Segment Open

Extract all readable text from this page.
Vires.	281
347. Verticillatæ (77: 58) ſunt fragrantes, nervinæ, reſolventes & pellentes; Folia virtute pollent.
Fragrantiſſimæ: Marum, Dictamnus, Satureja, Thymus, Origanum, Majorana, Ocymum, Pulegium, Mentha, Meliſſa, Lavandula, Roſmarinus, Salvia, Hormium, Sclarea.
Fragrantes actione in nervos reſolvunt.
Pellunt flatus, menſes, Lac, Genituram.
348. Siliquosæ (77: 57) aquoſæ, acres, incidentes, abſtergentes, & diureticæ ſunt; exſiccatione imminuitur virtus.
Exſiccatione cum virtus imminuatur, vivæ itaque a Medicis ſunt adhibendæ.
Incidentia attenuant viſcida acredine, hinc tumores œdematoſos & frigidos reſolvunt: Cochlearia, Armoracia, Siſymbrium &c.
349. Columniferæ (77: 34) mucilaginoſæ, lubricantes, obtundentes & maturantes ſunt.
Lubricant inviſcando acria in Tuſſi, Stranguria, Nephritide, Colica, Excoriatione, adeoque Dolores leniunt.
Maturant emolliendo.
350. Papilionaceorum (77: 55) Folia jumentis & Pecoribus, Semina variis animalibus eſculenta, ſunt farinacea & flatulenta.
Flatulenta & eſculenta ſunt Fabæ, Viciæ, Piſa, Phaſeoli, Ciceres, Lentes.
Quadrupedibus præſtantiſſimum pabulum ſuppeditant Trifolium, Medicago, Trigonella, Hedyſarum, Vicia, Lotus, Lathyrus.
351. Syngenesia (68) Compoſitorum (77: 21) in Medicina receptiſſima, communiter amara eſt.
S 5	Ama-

Segment Closed

**What is being asked:** Every entry above should be given again exactly as shown.

**Solution for this exercise:**
Extract all readable text from this page.
Vires.	281
347. Verticillatæ (77: 58) ſunt fragrantes, nervinæ, reſolventes & pellentes; Folia virtute pollent.
Fragrantiſſimæ: Marum, Dictamnus, Satureja, Thymus, Origanum, Majorana, Ocymum, Pulegium, Mentha, Meliſſa, Lavandula, Roſmarinus, Salvia, Hormium, Sclarea.
Fragrantes actione in nervos reſolvunt.
Pellunt flatus, menſes, Lac, Genituram.
348. Siliquosæ (77: 57) aquoſæ, acres, incidentes, abſtergentes, & diureticæ ſunt; exſiccatione imminuitur virtus.
Exſiccatione cum virtus imminuatur, vivæ itaque a Medicis ſunt adhibendæ.
Incidentia attenuant viſcida acredine, hinc tumores œdematoſos & frigidos reſolvunt: Cochlearia, Armoracia, Siſymbrium &c.
349. Columniferæ (77: 34) mucilaginoſæ, lubricantes, obtundentes & maturantes ſunt.
Lubricant inviſcando acria in Tuſſi, Stranguria, Nephritide, Colica, Excoriatione, adeoque Dolores leniunt.
Maturant emolliendo.
350. Papilionaceorum (77: 55) Folia jumentis & Pecoribus, Semina variis animalibus eſculenta, ſunt farinacea & flatulenta.
Flatulenta & eſculenta ſunt Fabæ, Viciæ, Piſa, Phaſeoli, Ciceres, Lentes.
Quadrupedibus præſtantiſſimum pabulum ſuppeditant Trifolium, Medicago, Trigonella, Hedyſarum, Vicia, Lotus, Lathyrus.
351. Syngenesia (68) Compoſitorum (77: 21) in Medicina receptiſſima, communiter amara eſt.
S 5	Ama-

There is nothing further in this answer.